"cell-live: Live: [923, 473, 1094, 501]" を含む行から始めて "cell-printer-group: [1283, 393, 1487, 421]" を含む行で終わる範囲を、両端も含めて、1行を1つの文字列とするJSONリストに書き直すこと。空行は入れない。

### 要素の位置データ
----

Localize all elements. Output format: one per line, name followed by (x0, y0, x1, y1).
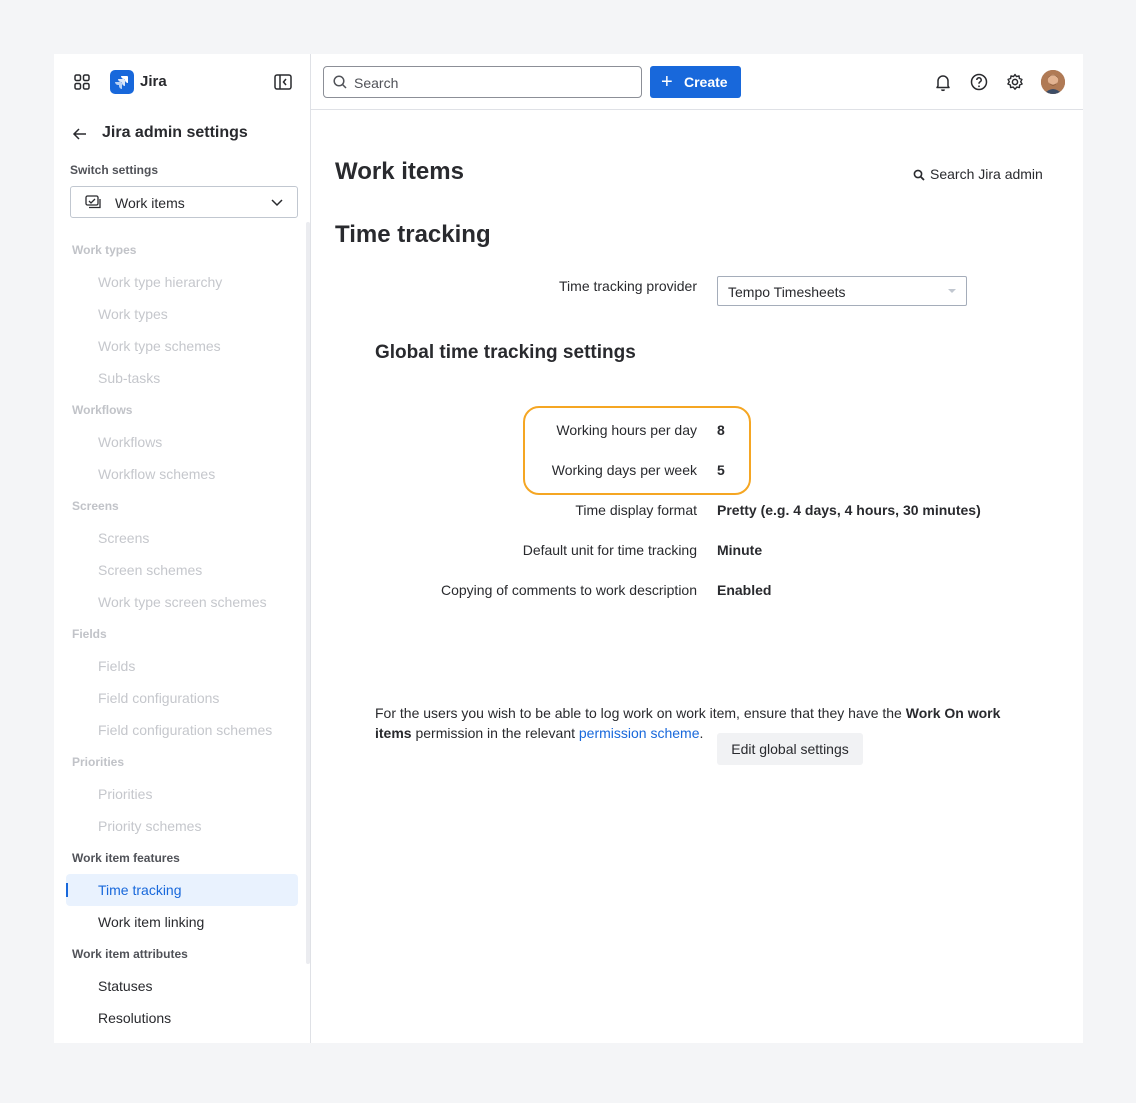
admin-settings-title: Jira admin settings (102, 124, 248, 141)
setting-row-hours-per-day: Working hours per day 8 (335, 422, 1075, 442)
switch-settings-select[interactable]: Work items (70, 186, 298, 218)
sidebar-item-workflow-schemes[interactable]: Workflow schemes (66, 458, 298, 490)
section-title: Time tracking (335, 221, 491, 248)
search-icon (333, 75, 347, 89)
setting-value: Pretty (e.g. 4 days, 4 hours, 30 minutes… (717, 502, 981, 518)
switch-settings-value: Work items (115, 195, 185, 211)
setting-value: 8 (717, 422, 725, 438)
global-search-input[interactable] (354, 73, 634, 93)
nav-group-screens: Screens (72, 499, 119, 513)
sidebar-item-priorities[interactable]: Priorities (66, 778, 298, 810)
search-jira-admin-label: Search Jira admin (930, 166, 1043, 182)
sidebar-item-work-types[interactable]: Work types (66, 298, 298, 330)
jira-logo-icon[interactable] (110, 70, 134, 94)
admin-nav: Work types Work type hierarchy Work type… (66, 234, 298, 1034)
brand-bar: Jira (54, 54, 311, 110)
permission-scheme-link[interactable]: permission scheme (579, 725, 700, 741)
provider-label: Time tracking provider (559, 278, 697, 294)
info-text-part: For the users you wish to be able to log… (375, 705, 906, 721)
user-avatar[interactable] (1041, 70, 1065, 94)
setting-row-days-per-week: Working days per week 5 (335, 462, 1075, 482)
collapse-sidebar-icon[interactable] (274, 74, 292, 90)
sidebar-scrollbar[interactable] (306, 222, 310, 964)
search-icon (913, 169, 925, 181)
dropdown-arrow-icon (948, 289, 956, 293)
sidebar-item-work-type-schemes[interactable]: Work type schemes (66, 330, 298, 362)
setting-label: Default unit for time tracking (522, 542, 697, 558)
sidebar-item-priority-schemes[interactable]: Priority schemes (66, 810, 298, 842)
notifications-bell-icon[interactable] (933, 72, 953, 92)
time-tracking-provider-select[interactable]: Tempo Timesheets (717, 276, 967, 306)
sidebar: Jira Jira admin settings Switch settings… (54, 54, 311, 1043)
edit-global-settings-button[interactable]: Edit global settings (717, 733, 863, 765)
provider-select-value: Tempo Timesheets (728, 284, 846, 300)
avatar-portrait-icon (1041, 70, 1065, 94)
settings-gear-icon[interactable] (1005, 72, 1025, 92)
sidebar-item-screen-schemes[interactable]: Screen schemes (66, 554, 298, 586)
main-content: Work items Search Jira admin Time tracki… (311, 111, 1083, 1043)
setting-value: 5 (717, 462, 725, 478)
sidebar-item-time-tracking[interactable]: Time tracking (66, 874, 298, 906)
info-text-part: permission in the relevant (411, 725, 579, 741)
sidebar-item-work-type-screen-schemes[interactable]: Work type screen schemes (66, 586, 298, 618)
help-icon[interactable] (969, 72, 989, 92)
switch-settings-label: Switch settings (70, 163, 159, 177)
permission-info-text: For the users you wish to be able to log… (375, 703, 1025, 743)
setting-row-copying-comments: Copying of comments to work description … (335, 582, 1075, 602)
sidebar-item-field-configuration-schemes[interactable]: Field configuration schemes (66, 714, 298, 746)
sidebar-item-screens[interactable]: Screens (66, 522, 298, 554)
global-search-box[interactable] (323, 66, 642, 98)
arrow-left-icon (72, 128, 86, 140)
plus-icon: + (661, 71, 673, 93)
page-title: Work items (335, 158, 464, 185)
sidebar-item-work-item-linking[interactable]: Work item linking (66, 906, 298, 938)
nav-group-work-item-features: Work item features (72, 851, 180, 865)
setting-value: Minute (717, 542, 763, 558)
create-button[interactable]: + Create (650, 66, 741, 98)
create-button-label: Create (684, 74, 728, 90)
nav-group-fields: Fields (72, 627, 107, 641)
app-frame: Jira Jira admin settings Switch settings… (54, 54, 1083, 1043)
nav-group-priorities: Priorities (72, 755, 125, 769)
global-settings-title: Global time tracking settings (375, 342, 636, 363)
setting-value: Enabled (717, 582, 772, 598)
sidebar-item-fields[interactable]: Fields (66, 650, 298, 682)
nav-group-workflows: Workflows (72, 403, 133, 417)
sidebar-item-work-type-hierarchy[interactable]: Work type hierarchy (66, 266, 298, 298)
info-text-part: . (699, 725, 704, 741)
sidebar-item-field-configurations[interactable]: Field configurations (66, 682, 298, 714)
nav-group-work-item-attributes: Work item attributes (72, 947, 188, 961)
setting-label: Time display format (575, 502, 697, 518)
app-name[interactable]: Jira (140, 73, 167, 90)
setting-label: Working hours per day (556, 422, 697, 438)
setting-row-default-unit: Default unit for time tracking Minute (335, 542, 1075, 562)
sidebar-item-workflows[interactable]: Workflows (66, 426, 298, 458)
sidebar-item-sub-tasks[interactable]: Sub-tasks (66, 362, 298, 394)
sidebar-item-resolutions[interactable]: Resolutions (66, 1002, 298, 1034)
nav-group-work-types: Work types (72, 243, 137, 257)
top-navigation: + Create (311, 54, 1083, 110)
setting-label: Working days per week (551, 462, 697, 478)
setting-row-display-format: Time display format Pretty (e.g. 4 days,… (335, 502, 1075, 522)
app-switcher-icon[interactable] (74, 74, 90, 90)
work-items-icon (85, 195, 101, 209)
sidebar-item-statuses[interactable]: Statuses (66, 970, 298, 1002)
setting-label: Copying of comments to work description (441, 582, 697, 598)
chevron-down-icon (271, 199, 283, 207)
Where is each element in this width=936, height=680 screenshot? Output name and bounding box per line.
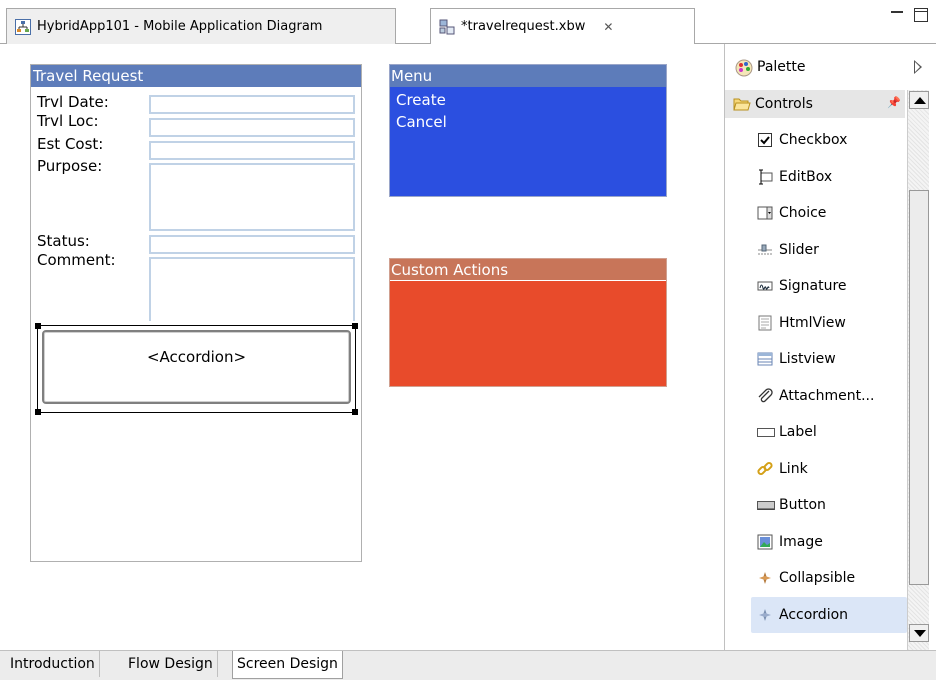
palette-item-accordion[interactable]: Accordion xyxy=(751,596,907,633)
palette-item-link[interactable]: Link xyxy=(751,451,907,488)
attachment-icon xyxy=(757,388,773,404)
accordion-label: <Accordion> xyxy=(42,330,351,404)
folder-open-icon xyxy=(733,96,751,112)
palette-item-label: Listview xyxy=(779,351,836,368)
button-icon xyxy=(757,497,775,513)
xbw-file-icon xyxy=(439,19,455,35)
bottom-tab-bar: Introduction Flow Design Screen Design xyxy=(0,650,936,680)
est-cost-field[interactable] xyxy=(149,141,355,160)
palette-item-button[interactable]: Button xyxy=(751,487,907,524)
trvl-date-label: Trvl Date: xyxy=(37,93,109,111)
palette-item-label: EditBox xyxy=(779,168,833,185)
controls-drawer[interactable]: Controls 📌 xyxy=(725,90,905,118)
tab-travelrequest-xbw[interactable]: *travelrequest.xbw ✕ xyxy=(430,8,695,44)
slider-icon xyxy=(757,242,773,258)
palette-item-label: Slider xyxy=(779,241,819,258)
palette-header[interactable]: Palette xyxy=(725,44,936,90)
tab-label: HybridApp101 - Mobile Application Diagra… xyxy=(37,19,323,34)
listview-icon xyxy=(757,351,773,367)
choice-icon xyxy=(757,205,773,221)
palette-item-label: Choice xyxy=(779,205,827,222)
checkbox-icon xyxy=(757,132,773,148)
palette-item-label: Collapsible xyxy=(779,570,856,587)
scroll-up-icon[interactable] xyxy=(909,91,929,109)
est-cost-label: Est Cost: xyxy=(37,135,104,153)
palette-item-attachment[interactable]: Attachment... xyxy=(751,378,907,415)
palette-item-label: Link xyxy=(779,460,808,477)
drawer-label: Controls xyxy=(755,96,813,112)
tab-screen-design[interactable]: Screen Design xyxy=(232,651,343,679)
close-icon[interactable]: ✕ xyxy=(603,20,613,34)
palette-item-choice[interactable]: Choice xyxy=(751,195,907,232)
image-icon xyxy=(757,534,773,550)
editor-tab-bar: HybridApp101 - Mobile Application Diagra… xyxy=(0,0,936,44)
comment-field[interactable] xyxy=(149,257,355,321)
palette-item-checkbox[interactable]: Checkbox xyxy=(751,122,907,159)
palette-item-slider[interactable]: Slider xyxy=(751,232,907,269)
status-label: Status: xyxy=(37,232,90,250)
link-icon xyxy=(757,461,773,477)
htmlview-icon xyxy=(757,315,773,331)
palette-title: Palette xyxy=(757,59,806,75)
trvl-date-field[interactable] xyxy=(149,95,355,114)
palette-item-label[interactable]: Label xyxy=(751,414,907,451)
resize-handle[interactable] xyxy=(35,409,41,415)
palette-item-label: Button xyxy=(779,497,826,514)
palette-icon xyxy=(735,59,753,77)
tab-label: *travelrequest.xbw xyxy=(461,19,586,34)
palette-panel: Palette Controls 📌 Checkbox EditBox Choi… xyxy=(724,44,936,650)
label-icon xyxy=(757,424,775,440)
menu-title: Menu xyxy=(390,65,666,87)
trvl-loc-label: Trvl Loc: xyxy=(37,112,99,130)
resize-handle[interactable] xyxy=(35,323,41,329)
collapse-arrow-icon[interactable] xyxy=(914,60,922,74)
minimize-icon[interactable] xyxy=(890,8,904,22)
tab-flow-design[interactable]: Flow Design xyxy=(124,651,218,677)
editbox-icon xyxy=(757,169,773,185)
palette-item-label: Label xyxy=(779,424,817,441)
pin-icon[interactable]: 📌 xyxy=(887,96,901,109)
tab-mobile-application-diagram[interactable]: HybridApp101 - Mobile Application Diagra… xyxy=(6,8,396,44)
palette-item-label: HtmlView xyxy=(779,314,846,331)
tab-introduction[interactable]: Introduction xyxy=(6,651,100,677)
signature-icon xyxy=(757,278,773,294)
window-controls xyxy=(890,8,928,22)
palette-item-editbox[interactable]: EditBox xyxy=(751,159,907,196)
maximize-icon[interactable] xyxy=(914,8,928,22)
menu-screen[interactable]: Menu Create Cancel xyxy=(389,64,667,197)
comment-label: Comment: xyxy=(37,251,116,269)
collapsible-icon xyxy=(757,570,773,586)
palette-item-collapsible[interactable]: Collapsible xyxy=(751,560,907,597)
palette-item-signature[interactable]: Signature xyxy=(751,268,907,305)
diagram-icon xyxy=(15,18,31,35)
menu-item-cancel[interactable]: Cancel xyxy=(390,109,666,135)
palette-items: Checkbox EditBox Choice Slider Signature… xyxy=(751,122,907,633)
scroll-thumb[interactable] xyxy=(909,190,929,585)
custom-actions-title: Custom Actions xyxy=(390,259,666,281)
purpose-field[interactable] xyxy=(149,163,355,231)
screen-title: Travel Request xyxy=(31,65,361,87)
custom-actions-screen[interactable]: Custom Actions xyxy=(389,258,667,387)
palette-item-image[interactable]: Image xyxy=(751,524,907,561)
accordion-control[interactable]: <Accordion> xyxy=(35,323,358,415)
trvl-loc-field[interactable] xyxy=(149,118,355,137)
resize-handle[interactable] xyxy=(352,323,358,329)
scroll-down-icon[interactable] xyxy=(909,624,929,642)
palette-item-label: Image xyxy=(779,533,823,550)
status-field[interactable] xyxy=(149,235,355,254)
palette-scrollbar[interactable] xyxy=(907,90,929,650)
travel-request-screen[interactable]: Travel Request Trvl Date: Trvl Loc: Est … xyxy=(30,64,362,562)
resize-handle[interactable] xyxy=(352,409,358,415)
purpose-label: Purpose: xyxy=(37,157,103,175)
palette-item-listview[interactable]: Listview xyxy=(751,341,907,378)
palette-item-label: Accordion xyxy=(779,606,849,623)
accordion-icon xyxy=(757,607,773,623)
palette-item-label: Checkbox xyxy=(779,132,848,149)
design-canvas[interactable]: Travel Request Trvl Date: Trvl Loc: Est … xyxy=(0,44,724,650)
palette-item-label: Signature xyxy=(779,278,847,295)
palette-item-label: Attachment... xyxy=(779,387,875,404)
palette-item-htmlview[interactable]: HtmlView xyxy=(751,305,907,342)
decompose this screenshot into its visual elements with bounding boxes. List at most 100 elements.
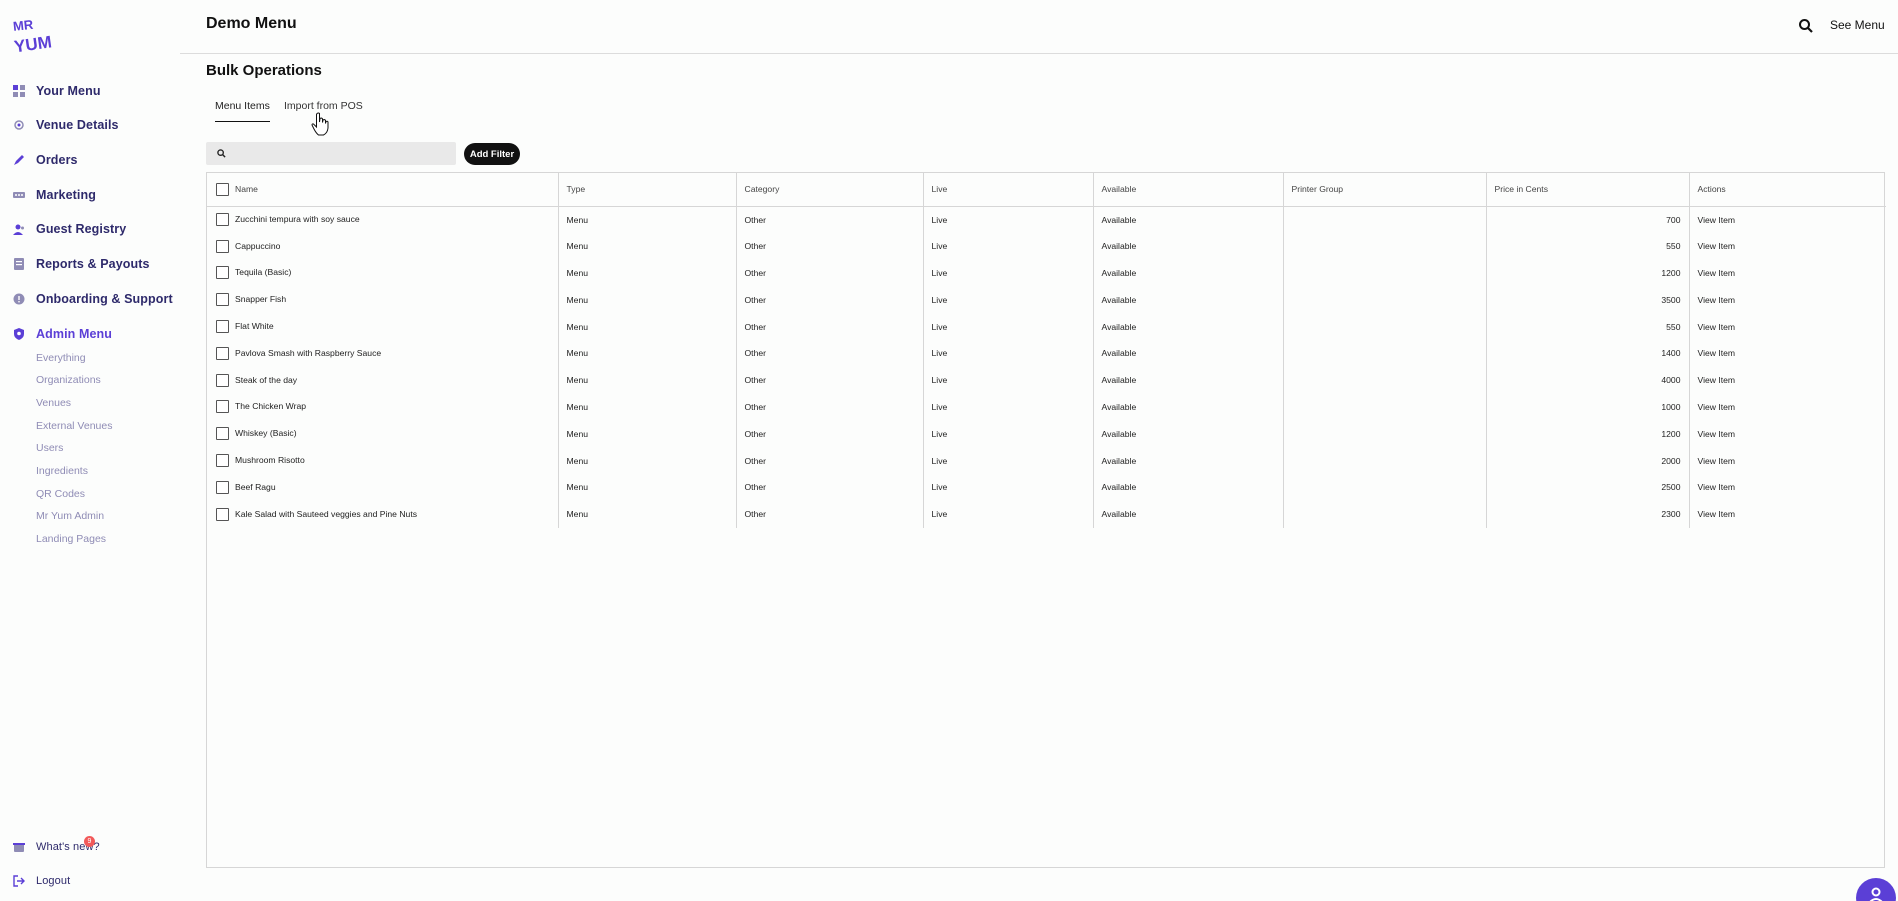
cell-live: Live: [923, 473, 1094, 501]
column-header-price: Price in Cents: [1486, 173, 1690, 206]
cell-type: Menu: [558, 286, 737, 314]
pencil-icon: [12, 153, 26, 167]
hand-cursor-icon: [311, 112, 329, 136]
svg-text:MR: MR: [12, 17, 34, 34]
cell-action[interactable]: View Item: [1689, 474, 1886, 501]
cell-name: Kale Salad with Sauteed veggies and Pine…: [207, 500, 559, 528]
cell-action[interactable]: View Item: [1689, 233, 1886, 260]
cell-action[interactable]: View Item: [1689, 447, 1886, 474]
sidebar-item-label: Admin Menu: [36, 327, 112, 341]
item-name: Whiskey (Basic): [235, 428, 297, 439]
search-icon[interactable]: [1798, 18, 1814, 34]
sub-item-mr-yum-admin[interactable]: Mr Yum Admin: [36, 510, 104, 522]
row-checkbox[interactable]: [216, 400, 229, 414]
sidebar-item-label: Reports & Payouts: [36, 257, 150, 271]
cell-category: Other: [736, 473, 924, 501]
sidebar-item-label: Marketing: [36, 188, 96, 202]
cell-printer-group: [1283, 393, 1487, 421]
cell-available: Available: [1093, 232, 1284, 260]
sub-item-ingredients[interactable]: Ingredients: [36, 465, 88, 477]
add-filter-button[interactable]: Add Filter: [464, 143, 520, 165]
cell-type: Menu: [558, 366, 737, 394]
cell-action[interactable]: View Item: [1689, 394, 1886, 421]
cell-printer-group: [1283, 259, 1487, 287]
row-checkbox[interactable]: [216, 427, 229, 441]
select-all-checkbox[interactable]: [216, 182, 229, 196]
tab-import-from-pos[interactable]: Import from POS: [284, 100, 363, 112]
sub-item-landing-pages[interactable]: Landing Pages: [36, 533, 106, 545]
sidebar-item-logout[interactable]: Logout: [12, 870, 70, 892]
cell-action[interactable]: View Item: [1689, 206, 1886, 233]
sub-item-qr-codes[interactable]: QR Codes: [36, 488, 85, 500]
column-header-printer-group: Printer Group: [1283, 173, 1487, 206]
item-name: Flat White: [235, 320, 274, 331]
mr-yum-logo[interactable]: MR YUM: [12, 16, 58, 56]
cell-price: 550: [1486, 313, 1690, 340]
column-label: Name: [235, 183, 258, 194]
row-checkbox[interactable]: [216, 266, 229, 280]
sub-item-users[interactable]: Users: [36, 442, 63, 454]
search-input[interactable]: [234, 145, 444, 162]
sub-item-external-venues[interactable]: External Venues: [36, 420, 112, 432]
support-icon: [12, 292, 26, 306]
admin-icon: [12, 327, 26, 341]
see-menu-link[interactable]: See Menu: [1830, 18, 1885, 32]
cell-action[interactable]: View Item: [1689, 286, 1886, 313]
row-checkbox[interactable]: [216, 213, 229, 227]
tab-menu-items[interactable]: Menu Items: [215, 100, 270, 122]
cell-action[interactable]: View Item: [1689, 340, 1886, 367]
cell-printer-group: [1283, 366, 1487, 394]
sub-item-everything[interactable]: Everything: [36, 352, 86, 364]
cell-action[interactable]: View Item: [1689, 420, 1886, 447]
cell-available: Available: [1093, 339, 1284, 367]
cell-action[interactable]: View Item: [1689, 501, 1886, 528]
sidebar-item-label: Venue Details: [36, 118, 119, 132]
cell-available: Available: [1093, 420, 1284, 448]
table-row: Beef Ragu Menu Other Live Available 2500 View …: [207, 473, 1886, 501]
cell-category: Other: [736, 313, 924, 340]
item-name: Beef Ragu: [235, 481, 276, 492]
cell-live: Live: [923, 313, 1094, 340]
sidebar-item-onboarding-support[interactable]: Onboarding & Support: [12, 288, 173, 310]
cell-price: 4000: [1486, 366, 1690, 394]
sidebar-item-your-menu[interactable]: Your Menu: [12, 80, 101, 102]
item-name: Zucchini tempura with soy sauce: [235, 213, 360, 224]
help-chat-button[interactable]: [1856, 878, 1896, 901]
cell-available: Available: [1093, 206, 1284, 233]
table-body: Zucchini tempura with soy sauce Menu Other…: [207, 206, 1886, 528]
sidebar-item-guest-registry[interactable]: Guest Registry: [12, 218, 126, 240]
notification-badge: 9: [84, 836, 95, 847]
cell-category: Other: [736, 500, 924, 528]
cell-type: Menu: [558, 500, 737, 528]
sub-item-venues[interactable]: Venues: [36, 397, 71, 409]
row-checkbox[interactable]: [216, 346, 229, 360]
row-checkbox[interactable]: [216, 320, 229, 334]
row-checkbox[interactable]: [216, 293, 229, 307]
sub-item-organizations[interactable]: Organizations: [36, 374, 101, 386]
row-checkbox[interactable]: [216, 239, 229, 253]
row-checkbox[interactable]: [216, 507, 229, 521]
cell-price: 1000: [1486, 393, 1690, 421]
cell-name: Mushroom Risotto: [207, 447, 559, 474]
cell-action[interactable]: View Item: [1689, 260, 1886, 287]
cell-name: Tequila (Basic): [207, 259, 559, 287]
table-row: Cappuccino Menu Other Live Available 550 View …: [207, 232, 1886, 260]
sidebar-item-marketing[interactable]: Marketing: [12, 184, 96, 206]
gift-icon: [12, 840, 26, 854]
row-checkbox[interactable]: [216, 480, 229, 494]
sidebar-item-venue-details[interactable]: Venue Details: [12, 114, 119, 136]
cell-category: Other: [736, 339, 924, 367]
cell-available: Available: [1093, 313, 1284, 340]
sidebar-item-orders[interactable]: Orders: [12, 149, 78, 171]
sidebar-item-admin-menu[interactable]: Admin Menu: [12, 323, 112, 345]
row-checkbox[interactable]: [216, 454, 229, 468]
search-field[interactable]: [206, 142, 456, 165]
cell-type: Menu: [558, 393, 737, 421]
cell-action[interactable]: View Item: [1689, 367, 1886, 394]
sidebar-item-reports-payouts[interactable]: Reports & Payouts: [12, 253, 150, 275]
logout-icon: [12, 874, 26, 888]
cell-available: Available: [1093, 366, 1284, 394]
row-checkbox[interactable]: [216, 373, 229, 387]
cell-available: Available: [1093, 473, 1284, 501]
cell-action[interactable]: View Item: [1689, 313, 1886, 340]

----

### 解答
[
  "cell-live: Live: [923, 473, 1094, 501]",
  "column-header-price: Price in Cents: [1486, 173, 1690, 206]",
  "cell-type: Menu: [558, 286, 737, 314]",
  "pencil-icon: [12, 153, 26, 167]",
  "hand-cursor-icon: [311, 112, 329, 136]",
  "svg-text:MR: MR: [12, 17, 34, 34]",
  "cell-action[interactable]: View Item: [1689, 474, 1886, 501]",
  "cell-name: Kale Salad with Sauteed veggies and Pine…: [207, 500, 559, 528]",
  "cell-action[interactable]: View Item: [1689, 233, 1886, 260]",
  "cell-action[interactable]: View Item: [1689, 447, 1886, 474]",
  "sidebar-item-label: Admin Menu: [36, 327, 112, 341]",
  "item-name: Whiskey (Basic): [235, 428, 297, 439]",
  "search-icon[interactable]: [1798, 18, 1814, 34]",
  "sub-item-mr-yum-admin[interactable]: Mr Yum Admin: [36, 510, 104, 522]",
  "row-checkbox[interactable]: [216, 400, 229, 414]",
  "sidebar-item-label: Reports & Payouts: [36, 257, 150, 271]",
  "cell-category: Other: [736, 473, 924, 501]",
  "sidebar-item-label: Marketing: [36, 188, 96, 202]",
  "cell-printer-group: [1283, 393, 1487, 421]"
]